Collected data

-*-*-

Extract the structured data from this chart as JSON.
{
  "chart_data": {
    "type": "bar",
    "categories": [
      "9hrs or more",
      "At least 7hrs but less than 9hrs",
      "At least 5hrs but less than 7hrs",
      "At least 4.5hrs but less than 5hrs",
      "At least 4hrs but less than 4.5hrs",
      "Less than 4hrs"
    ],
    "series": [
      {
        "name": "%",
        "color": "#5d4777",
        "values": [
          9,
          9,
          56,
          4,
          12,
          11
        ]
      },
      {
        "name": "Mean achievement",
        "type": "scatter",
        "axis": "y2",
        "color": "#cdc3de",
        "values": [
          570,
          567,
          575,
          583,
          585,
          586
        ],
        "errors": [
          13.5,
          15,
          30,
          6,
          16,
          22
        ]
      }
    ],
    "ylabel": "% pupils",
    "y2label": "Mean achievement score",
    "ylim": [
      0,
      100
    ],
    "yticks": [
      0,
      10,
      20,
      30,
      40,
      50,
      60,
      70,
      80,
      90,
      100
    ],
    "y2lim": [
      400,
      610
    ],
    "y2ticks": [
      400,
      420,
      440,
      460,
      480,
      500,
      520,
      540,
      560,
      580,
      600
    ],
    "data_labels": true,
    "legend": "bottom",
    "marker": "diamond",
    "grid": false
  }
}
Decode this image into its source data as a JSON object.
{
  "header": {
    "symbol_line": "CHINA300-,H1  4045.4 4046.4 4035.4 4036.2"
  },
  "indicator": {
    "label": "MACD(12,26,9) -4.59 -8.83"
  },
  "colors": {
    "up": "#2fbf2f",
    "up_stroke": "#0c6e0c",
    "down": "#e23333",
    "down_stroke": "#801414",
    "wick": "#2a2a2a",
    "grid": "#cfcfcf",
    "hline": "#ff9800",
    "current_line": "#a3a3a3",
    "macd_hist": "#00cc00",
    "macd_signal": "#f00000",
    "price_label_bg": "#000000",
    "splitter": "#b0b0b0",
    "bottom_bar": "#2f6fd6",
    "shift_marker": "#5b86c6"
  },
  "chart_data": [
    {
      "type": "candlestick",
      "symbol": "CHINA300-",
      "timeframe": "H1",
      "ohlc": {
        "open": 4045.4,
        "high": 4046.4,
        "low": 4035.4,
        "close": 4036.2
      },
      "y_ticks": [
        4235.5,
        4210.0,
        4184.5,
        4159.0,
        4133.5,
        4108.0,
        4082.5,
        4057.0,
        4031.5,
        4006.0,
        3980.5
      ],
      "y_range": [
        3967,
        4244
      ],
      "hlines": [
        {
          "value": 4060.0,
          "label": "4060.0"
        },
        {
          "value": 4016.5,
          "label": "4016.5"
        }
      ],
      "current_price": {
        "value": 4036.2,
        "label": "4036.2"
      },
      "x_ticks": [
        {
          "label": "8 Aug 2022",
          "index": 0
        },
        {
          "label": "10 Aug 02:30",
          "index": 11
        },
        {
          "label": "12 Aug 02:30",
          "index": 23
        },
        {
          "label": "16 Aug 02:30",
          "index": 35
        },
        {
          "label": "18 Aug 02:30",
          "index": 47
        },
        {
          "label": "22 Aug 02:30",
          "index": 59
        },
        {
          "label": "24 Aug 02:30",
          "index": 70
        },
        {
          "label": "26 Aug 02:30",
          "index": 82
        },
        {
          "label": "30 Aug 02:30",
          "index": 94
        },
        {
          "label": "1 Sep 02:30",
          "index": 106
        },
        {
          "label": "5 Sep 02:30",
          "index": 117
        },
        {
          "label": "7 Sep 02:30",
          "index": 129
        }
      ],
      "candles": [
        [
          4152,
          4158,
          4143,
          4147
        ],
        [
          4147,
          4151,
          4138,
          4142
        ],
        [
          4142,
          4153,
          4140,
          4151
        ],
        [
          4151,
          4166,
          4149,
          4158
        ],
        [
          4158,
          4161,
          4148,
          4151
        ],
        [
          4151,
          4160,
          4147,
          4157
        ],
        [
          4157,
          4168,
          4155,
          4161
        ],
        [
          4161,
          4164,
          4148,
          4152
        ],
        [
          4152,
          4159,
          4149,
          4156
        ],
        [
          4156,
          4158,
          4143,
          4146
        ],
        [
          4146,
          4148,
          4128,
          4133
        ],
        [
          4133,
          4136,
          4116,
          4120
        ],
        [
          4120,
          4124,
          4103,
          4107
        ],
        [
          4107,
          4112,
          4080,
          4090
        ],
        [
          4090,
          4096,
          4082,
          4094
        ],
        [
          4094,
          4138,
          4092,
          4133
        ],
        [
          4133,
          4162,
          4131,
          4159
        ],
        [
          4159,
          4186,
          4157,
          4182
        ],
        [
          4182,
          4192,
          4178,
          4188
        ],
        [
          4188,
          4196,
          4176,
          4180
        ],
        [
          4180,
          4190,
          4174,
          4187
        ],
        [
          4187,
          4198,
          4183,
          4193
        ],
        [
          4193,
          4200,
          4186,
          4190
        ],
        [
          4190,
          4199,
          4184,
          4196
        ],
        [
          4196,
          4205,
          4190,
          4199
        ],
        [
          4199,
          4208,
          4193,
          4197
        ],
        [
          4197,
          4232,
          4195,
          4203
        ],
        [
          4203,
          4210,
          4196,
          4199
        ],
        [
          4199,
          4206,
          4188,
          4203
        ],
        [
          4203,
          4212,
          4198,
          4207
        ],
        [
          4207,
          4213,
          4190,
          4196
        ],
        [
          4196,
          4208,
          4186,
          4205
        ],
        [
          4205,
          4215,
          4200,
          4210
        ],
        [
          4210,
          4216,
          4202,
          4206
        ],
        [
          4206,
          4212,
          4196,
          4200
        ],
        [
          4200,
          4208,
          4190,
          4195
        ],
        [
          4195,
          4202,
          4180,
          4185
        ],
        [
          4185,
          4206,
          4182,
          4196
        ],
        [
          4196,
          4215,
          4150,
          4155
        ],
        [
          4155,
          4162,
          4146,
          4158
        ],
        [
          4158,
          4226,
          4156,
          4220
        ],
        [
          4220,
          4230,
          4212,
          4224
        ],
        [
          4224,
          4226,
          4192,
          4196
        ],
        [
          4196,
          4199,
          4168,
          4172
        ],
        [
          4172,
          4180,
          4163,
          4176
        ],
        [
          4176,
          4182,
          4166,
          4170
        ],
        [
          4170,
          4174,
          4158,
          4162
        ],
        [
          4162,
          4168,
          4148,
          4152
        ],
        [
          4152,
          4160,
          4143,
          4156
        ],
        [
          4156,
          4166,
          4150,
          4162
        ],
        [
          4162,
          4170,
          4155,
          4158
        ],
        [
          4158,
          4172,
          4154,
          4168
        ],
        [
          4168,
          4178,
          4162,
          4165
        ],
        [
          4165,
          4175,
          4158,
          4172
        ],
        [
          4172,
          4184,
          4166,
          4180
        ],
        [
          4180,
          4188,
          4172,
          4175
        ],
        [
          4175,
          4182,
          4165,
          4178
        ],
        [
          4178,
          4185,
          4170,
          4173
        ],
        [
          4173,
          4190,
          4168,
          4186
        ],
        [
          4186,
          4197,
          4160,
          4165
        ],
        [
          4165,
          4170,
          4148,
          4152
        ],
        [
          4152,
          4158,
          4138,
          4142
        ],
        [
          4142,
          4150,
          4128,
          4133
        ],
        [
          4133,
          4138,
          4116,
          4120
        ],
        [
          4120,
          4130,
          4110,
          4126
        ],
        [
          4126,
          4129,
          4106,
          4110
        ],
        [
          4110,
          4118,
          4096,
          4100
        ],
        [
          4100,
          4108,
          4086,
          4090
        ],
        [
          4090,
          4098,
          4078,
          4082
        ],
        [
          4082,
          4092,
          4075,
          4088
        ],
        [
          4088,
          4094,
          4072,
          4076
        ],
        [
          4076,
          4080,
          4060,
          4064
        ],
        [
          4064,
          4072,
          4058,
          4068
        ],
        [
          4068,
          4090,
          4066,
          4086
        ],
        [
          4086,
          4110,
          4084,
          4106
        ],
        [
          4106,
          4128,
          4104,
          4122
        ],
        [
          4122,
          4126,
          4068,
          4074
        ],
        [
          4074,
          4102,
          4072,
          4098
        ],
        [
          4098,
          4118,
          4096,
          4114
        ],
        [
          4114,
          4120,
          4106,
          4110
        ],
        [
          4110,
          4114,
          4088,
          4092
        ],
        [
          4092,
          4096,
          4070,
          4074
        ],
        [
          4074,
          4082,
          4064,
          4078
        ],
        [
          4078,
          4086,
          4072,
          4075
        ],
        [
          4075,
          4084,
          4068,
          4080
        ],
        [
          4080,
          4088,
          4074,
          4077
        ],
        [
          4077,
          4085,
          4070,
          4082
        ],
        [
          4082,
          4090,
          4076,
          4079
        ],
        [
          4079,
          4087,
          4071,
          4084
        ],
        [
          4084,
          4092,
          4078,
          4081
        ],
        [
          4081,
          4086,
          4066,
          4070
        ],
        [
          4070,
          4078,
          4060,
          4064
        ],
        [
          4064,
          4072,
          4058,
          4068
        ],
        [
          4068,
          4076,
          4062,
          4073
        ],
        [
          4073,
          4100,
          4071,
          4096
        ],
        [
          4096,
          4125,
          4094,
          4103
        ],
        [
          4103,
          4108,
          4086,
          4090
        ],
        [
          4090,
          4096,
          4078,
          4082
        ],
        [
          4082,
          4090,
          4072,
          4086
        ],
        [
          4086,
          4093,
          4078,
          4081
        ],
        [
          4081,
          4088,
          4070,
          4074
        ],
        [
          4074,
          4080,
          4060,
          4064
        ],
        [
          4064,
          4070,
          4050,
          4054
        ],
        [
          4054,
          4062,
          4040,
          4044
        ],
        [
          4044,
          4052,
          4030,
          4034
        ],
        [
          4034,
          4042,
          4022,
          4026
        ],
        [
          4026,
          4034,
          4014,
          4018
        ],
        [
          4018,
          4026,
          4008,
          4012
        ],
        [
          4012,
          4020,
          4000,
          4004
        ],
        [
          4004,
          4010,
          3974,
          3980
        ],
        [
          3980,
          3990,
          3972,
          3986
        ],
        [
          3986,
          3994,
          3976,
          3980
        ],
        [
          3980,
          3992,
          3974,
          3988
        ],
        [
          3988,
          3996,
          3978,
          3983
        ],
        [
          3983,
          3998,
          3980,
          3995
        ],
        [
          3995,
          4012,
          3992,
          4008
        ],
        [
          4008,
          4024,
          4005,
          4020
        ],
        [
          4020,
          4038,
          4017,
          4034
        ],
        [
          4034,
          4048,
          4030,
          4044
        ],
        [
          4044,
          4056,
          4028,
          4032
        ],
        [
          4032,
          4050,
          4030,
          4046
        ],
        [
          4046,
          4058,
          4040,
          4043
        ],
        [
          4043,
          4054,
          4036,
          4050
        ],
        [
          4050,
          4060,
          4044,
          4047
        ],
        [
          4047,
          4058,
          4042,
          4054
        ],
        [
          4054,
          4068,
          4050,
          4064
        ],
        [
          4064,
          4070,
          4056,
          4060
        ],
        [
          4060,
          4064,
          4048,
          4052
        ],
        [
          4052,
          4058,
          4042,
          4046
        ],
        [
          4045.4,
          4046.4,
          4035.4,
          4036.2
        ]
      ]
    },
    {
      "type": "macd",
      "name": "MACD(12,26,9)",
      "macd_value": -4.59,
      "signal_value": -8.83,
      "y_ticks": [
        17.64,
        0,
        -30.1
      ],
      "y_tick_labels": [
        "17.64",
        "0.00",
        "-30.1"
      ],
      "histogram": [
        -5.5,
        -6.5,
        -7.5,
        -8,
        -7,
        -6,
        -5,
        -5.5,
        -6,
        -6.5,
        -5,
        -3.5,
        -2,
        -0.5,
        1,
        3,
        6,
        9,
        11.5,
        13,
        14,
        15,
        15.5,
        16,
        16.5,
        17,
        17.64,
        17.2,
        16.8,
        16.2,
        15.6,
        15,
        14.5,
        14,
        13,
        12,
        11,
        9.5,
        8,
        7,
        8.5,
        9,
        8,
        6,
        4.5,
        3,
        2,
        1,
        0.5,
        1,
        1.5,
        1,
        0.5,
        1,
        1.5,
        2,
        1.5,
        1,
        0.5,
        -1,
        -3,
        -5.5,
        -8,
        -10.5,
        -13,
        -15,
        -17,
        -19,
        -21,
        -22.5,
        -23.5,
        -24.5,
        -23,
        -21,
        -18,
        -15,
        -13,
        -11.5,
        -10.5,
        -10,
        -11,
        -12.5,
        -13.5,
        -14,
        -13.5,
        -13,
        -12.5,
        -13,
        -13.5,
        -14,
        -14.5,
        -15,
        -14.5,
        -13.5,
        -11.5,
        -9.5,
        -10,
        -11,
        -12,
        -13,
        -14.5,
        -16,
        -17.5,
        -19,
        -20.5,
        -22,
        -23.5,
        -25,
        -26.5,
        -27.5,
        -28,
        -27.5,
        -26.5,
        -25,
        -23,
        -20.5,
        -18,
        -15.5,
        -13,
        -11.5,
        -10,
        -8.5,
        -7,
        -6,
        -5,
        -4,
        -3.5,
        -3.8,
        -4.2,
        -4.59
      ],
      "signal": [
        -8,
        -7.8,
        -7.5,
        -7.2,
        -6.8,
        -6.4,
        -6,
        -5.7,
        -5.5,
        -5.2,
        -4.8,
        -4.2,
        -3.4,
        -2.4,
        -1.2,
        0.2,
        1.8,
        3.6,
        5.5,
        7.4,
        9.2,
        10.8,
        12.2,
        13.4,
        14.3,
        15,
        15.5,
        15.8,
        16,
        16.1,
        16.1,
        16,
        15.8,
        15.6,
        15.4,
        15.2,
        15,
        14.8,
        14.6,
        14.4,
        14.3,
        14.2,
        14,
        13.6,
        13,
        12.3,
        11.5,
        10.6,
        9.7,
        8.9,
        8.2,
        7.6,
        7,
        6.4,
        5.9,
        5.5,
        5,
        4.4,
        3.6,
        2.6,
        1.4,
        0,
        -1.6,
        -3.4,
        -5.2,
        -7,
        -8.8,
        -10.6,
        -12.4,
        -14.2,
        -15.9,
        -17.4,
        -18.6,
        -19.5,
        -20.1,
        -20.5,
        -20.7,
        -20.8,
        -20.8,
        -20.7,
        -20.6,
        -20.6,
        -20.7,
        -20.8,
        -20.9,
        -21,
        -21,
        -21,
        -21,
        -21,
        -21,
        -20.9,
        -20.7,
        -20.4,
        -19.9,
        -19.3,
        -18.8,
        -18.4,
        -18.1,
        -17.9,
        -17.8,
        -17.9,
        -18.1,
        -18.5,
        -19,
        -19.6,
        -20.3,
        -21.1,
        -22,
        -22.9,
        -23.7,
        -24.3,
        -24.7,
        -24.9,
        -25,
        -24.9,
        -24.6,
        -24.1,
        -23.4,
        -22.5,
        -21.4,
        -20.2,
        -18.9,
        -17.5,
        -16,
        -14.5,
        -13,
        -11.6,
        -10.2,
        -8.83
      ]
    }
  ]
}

-*-*-

= Written task =
Report the number of lines in the entries above that include the string "achievement". Give nothing but the number.

= Written answer =
2